Dataset records on visual material
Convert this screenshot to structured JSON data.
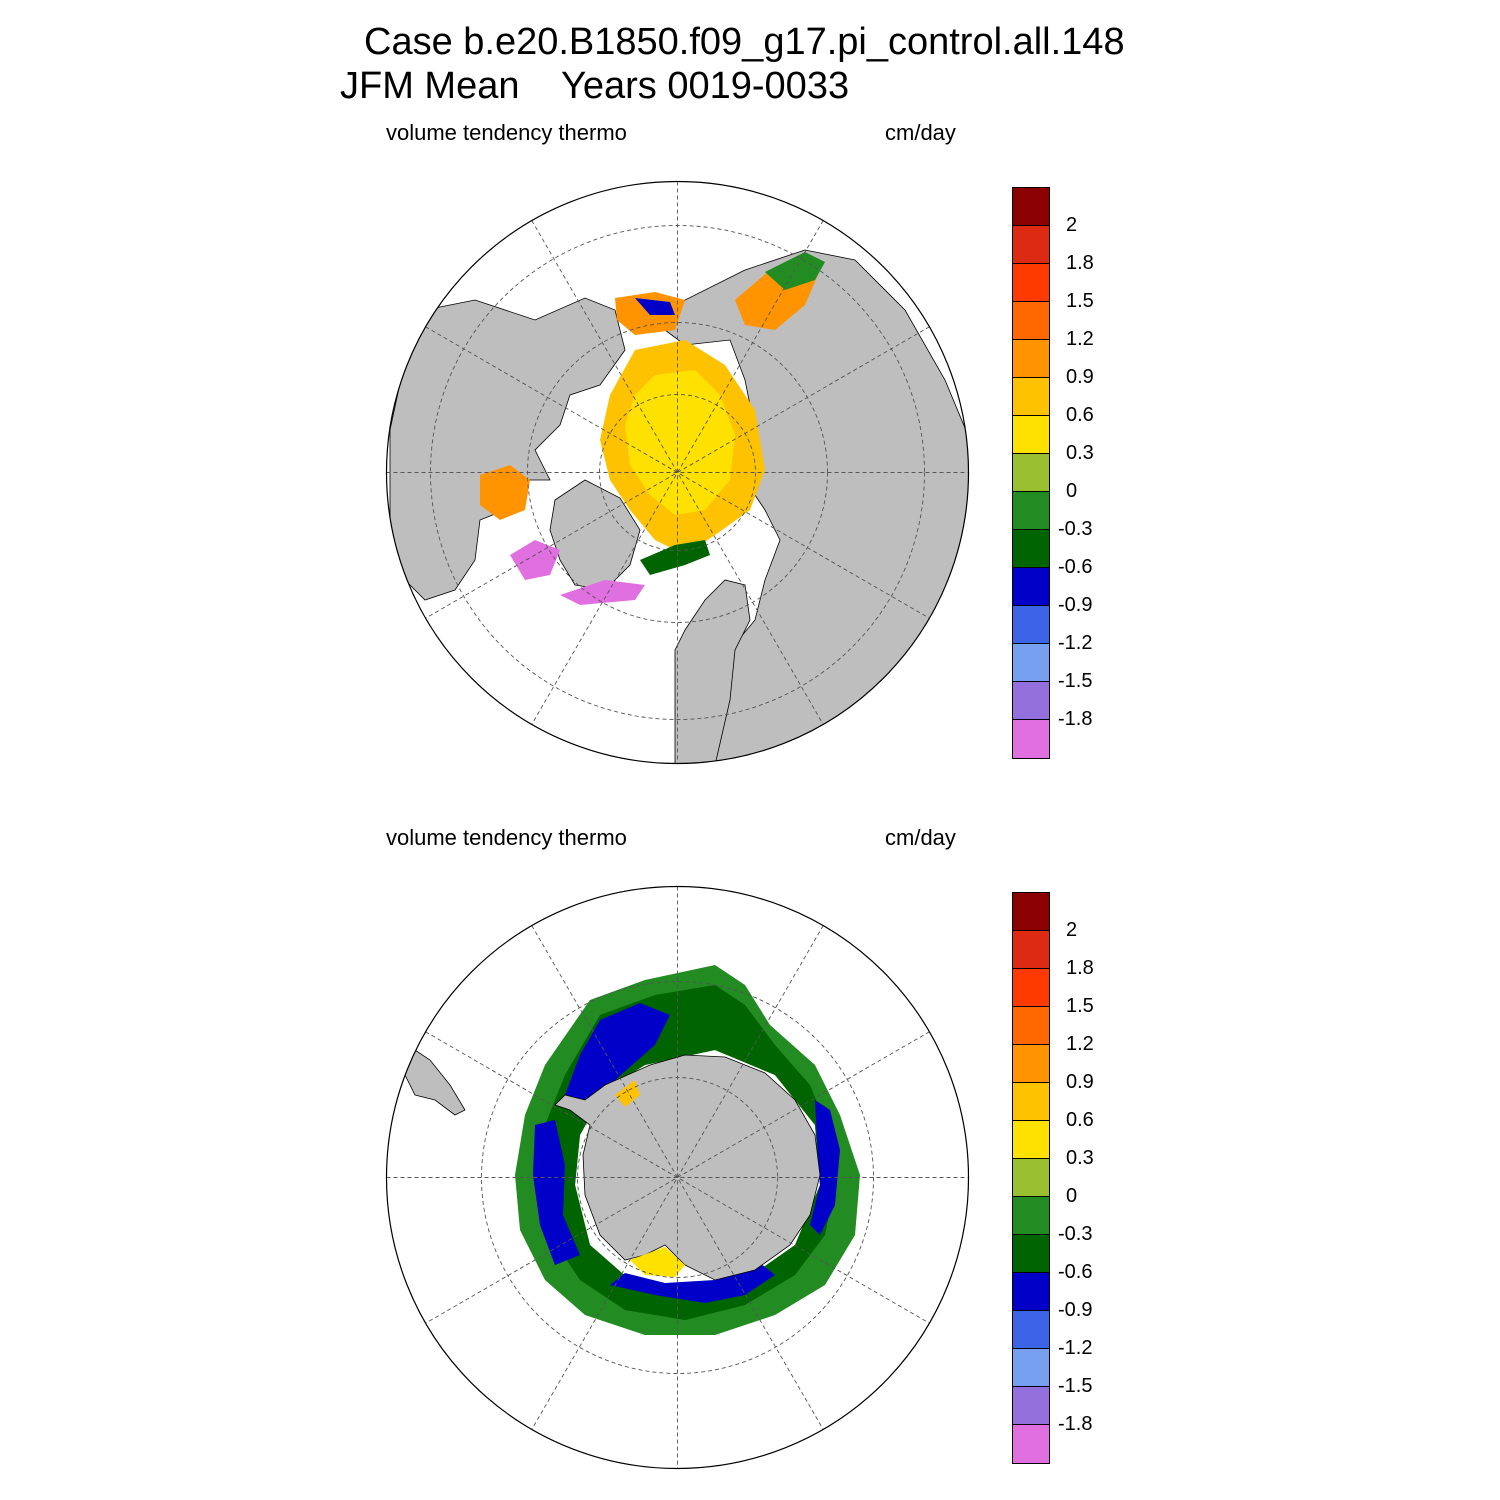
{
  "title": {
    "line1": "Case b.e20.B1850.f09_g17.pi_control.all.148",
    "line2": "JFM Mean    Years 0019-0033"
  },
  "panels": [
    {
      "id": "nh",
      "variable_label": "volume tendency thermo",
      "units_label": "cm/day"
    },
    {
      "id": "sh",
      "variable_label": "volume tendency thermo",
      "units_label": "cm/day"
    }
  ],
  "colorbar": {
    "tick_labels": [
      "2",
      "1.8",
      "1.5",
      "1.2",
      "0.9",
      "0.6",
      "0.3",
      "0",
      "-0.3",
      "-0.6",
      "-0.9",
      "-1.2",
      "-1.5",
      "-1.8"
    ],
    "colors": [
      "#8b0000",
      "#dd2a12",
      "#ff3a00",
      "#ff6800",
      "#ff9400",
      "#ffc200",
      "#ffe100",
      "#9ac032",
      "#228b22",
      "#006400",
      "#0000c8",
      "#3c64e6",
      "#78a0f0",
      "#9370db",
      "#e070e0"
    ]
  },
  "colors": {
    "land": "#bebebe",
    "ocean_no_ice": "#ffffff",
    "grid": "#555555"
  }
}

What is asked: Retype all entries exactly as they appear, dropping the images.

Solution to this problem:
Convert this screenshot to structured JSON data.
{
  "title": {
    "line1": "Case b.e20.B1850.f09_g17.pi_control.all.148",
    "line2": "JFM Mean    Years 0019-0033"
  },
  "panels": [
    {
      "id": "nh",
      "variable_label": "volume tendency thermo",
      "units_label": "cm/day"
    },
    {
      "id": "sh",
      "variable_label": "volume tendency thermo",
      "units_label": "cm/day"
    }
  ],
  "colorbar": {
    "tick_labels": [
      "2",
      "1.8",
      "1.5",
      "1.2",
      "0.9",
      "0.6",
      "0.3",
      "0",
      "-0.3",
      "-0.6",
      "-0.9",
      "-1.2",
      "-1.5",
      "-1.8"
    ],
    "colors": [
      "#8b0000",
      "#dd2a12",
      "#ff3a00",
      "#ff6800",
      "#ff9400",
      "#ffc200",
      "#ffe100",
      "#9ac032",
      "#228b22",
      "#006400",
      "#0000c8",
      "#3c64e6",
      "#78a0f0",
      "#9370db",
      "#e070e0"
    ]
  },
  "colors": {
    "land": "#bebebe",
    "ocean_no_ice": "#ffffff",
    "grid": "#555555"
  }
}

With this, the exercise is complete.